**Try it**
Output the material exactly, line by line.

**The data**

--

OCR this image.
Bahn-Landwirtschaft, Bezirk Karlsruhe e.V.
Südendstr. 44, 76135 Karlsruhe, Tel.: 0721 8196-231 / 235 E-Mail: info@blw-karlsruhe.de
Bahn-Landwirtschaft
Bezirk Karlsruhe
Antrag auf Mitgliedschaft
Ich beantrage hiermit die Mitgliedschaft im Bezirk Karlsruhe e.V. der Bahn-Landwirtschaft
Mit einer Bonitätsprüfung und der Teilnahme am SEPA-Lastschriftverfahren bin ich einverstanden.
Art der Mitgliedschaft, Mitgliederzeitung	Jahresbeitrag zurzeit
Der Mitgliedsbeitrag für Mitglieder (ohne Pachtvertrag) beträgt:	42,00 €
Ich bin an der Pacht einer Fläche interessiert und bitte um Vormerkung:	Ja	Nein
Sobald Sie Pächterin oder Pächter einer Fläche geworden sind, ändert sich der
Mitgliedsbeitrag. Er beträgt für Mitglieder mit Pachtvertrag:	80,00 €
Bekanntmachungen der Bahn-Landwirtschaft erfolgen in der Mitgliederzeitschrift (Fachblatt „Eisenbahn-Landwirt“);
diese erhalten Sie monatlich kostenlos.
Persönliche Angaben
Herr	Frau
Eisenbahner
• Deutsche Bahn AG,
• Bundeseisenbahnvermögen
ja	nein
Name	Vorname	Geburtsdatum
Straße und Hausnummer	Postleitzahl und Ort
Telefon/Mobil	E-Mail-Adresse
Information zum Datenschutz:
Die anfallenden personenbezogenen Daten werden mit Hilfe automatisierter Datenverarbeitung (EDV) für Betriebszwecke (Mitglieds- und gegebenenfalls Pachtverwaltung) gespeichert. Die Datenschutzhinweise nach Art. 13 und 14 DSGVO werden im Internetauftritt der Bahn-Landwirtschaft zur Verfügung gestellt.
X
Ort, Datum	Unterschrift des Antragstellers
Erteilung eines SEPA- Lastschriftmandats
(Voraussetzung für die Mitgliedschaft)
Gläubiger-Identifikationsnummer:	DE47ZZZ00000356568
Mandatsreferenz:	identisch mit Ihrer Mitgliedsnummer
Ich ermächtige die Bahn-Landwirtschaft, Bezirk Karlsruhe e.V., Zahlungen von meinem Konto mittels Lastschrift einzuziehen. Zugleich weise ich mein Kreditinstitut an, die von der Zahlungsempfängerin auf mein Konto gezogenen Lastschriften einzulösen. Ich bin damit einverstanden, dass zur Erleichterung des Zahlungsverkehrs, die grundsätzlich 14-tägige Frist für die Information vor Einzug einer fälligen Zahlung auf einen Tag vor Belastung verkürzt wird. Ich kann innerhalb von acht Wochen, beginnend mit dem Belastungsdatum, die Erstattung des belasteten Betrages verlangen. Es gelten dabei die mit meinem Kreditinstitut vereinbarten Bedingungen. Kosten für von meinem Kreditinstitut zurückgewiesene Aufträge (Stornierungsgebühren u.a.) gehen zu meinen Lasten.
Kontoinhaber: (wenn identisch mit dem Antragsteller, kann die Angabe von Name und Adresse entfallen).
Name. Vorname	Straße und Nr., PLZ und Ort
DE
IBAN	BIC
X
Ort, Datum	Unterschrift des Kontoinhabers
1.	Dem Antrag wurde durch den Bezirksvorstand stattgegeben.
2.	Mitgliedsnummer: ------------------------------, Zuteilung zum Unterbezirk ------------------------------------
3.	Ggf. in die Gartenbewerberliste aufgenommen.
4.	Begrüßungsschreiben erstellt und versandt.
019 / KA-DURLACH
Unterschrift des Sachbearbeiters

--

**Exercise answer**
OCR this image.
Bahn-Landwirtschaft, Bezirk Karlsruhe e.V.
Südendstr. 44, 76135 Karlsruhe, Tel.: 0721 8196-231 / 235 E-Mail: info@blw-karlsruhe.de
Bahn-Landwirtschaft
Bezirk Karlsruhe
Antrag auf Mitgliedschaft
Ich beantrage hiermit die Mitgliedschaft im Bezirk Karlsruhe e.V. der Bahn-Landwirtschaft
Mit einer Bonitätsprüfung und der Teilnahme am SEPA-Lastschriftverfahren bin ich einverstanden.
Art der Mitgliedschaft, Mitgliederzeitung	Jahresbeitrag zurzeit
Der Mitgliedsbeitrag für Mitglieder (ohne Pachtvertrag) beträgt:	42,00 €
Ich bin an der Pacht einer Fläche interessiert und bitte um Vormerkung:	Ja	Nein
Sobald Sie Pächterin oder Pächter einer Fläche geworden sind, ändert sich der
Mitgliedsbeitrag. Er beträgt für Mitglieder mit Pachtvertrag:	80,00 €
Bekanntmachungen der Bahn-Landwirtschaft erfolgen in der Mitgliederzeitschrift (Fachblatt „Eisenbahn-Landwirt“);
diese erhalten Sie monatlich kostenlos.
Persönliche Angaben
Herr	Frau
Eisenbahner
• Deutsche Bahn AG,
• Bundeseisenbahnvermögen
ja	nein
Name	Vorname	Geburtsdatum
Straße und Hausnummer	Postleitzahl und Ort
Telefon/Mobil	E-Mail-Adresse
Information zum Datenschutz:
Die anfallenden personenbezogenen Daten werden mit Hilfe automatisierter Datenverarbeitung (EDV) für Betriebszwecke (Mitglieds- und gegebenenfalls Pachtverwaltung) gespeichert. Die Datenschutzhinweise nach Art. 13 und 14 DSGVO werden im Internetauftritt der Bahn-Landwirtschaft zur Verfügung gestellt.
X
Ort, Datum	Unterschrift des Antragstellers
Erteilung eines SEPA- Lastschriftmandats
(Voraussetzung für die Mitgliedschaft)
Gläubiger-Identifikationsnummer:	DE47ZZZ00000356568
Mandatsreferenz:	identisch mit Ihrer Mitgliedsnummer
Ich ermächtige die Bahn-Landwirtschaft, Bezirk Karlsruhe e.V., Zahlungen von meinem Konto mittels Lastschrift einzuziehen. Zugleich weise ich mein Kreditinstitut an, die von der Zahlungsempfängerin auf mein Konto gezogenen Lastschriften einzulösen. Ich bin damit einverstanden, dass zur Erleichterung des Zahlungsverkehrs, die grundsätzlich 14-tägige Frist für die Information vor Einzug einer fälligen Zahlung auf einen Tag vor Belastung verkürzt wird. Ich kann innerhalb von acht Wochen, beginnend mit dem Belastungsdatum, die Erstattung des belasteten Betrages verlangen. Es gelten dabei die mit meinem Kreditinstitut vereinbarten Bedingungen. Kosten für von meinem Kreditinstitut zurückgewiesene Aufträge (Stornierungsgebühren u.a.) gehen zu meinen Lasten.
Kontoinhaber: (wenn identisch mit dem Antragsteller, kann die Angabe von Name und Adresse entfallen).
Name. Vorname	Straße und Nr., PLZ und Ort
DE
IBAN	BIC
X
Ort, Datum	Unterschrift des Kontoinhabers
1.	Dem Antrag wurde durch den Bezirksvorstand stattgegeben.
2.	Mitgliedsnummer: ------------------------------, Zuteilung zum Unterbezirk ------------------------------------
3.	Ggf. in die Gartenbewerberliste aufgenommen.
4.	Begrüßungsschreiben erstellt und versandt.
019 / KA-DURLACH
Unterschrift des Sachbearbeiters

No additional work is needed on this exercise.